# [Source records]
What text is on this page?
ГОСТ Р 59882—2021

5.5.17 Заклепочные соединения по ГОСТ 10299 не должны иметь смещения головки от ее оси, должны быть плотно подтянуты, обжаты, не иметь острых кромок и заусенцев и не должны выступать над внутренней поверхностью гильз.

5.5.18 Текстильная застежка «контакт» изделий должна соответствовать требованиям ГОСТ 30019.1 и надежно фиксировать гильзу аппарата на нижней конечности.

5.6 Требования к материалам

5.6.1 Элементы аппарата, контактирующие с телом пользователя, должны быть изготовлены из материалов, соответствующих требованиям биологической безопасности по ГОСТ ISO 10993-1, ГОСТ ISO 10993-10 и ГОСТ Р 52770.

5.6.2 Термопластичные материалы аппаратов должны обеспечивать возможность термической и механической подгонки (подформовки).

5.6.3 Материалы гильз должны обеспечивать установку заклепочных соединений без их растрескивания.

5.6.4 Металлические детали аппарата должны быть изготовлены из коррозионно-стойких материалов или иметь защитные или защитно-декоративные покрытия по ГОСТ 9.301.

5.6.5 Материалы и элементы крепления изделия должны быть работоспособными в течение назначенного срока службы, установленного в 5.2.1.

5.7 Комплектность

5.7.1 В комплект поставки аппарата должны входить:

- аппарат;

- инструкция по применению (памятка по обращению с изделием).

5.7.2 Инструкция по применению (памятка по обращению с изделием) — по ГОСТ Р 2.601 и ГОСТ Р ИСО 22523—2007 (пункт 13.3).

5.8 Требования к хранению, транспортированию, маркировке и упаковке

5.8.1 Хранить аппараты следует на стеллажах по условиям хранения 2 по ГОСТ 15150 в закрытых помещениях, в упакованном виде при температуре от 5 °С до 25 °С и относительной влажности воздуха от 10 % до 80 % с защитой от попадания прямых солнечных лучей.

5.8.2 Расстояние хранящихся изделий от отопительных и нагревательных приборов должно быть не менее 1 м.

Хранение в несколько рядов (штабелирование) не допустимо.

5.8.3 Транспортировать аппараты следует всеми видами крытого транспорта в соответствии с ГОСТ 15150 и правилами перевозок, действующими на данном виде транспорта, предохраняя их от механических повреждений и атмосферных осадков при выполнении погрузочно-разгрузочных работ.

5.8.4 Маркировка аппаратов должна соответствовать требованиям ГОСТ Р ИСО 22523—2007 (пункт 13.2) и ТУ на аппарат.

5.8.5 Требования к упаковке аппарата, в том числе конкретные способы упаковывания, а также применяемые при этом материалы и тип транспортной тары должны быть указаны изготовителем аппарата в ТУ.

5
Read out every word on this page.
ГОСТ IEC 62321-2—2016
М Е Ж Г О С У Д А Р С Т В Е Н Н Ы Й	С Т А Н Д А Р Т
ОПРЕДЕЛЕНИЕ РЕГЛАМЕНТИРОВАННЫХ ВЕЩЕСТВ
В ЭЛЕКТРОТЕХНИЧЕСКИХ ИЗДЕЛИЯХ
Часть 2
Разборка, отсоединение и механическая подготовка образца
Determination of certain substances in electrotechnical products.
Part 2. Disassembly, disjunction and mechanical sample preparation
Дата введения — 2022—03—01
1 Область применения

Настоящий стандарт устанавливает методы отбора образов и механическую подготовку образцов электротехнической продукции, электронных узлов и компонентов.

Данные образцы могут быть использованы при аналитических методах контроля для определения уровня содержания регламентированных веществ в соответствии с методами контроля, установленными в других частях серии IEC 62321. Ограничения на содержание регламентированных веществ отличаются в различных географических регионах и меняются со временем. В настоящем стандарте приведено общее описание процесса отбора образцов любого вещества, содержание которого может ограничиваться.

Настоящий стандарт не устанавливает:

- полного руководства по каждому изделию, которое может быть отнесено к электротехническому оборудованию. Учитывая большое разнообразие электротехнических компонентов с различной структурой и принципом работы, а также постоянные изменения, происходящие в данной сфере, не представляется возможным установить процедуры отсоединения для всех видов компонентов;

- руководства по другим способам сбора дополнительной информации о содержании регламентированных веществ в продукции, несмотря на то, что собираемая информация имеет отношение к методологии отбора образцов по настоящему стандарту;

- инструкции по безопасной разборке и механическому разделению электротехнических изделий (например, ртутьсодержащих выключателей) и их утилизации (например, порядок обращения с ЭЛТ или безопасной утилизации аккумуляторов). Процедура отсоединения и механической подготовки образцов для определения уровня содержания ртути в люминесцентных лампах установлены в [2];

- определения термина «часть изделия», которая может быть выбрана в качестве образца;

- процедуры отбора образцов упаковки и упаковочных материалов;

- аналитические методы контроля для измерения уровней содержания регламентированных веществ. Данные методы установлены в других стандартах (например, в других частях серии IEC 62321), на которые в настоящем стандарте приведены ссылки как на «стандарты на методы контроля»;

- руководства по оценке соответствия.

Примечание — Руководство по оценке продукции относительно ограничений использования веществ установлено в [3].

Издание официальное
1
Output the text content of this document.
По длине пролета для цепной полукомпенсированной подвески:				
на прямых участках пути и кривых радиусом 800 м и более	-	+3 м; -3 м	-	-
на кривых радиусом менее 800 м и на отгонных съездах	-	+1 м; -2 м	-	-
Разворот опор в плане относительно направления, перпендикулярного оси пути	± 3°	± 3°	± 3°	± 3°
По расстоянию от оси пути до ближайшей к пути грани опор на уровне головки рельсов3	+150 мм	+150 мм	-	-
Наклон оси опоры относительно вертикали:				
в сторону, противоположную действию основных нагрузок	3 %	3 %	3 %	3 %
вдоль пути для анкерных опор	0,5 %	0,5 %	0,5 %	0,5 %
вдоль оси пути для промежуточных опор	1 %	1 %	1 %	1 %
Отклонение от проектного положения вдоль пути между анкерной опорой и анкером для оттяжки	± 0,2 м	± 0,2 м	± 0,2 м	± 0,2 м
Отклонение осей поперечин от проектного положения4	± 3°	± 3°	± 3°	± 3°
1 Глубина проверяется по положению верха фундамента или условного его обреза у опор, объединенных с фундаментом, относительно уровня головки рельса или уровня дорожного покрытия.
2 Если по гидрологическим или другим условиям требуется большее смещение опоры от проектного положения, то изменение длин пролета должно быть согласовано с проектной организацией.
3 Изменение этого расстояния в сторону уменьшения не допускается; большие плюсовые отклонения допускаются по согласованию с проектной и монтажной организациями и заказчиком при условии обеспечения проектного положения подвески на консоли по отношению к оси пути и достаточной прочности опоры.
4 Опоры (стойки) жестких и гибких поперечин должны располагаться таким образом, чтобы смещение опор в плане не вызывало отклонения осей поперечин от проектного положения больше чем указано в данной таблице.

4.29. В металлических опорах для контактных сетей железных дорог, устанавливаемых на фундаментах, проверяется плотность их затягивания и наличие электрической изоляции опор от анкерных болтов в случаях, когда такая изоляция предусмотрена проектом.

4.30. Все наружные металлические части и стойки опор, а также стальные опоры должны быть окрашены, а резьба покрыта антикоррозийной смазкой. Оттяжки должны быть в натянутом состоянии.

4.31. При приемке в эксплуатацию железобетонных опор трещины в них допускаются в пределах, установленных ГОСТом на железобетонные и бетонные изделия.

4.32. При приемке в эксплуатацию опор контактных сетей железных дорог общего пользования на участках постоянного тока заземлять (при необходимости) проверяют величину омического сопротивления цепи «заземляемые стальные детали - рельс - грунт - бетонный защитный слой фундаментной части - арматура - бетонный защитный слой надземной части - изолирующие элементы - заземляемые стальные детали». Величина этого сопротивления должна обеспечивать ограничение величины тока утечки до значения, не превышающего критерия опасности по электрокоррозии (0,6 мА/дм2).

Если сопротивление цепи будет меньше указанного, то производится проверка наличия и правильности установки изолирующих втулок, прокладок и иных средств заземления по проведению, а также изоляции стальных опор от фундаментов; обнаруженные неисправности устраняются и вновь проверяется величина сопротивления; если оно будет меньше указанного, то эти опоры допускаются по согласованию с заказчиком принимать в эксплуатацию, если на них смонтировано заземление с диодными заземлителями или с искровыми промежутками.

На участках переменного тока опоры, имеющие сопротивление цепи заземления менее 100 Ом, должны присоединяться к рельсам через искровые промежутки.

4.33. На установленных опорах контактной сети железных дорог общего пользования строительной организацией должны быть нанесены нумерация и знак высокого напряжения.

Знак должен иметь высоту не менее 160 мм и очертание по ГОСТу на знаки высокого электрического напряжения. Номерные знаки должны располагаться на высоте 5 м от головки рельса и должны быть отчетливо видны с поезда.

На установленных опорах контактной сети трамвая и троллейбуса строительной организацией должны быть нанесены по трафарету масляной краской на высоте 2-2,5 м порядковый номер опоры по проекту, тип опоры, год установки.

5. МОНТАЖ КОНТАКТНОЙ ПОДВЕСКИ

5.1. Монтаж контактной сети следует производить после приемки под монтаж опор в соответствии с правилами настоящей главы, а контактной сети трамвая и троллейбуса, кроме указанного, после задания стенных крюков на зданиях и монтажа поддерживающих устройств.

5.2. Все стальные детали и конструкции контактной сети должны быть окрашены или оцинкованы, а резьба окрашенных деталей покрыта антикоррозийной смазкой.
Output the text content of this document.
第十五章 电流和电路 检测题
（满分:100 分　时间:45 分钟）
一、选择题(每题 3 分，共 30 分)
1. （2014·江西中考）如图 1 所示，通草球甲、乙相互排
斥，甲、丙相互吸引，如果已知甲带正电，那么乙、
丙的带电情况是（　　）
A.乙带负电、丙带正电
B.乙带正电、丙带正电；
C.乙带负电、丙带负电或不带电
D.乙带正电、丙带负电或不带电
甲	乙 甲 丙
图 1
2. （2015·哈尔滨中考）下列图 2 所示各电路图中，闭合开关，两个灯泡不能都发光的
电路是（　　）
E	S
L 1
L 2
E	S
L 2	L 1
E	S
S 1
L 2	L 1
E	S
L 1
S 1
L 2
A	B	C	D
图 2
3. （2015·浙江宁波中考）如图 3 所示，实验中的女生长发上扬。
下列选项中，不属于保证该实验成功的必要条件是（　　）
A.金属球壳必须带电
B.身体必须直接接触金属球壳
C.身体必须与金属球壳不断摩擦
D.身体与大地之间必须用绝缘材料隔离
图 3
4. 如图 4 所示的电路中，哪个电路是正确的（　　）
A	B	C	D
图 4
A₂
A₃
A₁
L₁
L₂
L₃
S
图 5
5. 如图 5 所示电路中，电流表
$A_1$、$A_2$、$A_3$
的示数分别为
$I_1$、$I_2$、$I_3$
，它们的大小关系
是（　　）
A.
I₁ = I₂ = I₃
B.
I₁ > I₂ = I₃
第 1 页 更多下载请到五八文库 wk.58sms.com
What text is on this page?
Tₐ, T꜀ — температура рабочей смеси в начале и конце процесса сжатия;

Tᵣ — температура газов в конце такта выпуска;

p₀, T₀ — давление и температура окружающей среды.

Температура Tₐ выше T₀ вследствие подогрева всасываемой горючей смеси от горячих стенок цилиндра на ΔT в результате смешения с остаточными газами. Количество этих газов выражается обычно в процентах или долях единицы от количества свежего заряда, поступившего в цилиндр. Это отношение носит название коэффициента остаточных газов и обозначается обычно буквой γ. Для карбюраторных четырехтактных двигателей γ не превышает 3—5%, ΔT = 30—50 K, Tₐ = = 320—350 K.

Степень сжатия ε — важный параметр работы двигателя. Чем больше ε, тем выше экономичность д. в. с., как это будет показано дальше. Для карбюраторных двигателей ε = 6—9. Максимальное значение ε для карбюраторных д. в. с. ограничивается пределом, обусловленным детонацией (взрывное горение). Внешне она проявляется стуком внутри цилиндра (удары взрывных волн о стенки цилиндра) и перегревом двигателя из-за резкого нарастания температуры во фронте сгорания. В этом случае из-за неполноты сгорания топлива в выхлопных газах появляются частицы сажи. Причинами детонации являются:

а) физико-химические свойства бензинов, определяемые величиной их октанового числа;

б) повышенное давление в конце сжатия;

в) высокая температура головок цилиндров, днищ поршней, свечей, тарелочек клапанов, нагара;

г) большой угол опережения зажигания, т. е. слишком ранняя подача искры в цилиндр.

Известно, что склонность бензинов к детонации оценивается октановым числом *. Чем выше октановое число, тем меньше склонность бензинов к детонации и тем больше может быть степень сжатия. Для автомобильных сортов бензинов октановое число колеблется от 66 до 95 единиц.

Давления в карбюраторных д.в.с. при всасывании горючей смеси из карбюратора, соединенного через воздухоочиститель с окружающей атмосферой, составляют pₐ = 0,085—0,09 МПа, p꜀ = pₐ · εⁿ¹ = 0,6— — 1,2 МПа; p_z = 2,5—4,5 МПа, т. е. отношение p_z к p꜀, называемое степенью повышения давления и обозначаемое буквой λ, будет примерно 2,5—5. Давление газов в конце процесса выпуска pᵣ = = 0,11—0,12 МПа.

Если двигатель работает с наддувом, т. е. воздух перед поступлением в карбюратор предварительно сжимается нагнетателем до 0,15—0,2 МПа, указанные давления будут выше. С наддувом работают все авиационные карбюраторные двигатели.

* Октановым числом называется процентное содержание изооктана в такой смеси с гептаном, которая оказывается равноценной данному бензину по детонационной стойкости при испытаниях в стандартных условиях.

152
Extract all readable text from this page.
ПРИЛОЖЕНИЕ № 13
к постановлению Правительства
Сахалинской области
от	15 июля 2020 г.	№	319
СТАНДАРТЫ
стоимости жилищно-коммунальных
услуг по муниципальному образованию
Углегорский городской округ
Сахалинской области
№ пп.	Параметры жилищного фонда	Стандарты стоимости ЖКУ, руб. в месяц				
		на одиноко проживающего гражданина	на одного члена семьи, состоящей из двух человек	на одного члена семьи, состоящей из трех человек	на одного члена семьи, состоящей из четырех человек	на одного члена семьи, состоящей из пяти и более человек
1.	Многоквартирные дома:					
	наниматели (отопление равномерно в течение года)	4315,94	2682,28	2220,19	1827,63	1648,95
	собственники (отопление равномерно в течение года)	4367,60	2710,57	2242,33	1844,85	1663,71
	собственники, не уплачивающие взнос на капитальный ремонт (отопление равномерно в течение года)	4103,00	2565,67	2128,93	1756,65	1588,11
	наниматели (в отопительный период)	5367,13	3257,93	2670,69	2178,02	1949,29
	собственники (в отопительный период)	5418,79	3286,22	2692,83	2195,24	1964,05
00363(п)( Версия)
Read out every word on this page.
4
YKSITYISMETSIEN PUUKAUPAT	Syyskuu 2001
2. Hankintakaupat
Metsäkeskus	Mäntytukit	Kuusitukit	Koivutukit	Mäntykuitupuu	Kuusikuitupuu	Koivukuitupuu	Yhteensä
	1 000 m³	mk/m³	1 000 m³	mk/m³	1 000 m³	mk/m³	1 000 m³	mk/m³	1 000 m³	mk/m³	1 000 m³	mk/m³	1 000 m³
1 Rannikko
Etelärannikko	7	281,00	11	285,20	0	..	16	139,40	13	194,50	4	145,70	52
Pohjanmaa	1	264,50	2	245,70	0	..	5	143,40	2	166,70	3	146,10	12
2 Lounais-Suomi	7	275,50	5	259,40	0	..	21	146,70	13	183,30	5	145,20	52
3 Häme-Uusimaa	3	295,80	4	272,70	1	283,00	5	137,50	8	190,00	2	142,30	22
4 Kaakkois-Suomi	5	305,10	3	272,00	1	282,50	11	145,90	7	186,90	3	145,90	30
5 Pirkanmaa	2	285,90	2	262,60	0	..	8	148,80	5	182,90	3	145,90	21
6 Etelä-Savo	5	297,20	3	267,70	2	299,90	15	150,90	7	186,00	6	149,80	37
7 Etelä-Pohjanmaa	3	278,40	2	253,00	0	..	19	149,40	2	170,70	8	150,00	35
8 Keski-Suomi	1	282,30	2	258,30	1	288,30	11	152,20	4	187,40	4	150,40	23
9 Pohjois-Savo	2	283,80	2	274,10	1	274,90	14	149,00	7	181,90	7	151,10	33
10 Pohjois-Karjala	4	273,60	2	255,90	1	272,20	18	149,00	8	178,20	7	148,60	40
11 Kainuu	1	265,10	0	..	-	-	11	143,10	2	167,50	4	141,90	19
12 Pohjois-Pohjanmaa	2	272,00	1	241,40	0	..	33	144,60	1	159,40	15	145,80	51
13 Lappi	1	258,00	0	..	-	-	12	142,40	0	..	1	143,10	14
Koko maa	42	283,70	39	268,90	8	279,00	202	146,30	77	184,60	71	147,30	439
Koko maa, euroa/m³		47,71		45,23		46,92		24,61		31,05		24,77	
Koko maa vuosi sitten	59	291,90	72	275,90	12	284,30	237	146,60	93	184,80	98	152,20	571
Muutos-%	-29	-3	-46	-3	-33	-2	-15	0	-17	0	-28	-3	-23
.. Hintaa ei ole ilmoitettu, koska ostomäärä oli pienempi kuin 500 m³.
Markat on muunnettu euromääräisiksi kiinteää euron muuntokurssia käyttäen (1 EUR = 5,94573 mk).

# [Set problem]
Search the entries for "обращению" and copy out each line that has it.

# [Problem solution]
- инструкция по применению (памятка по обращению с изделием).
5.7.2 Инструкция по применению (памятка по обращению с изделием) — по ГОСТ Р 2.601 и ГОСТ Р ИСО 22523—2007 (пункт 13.3).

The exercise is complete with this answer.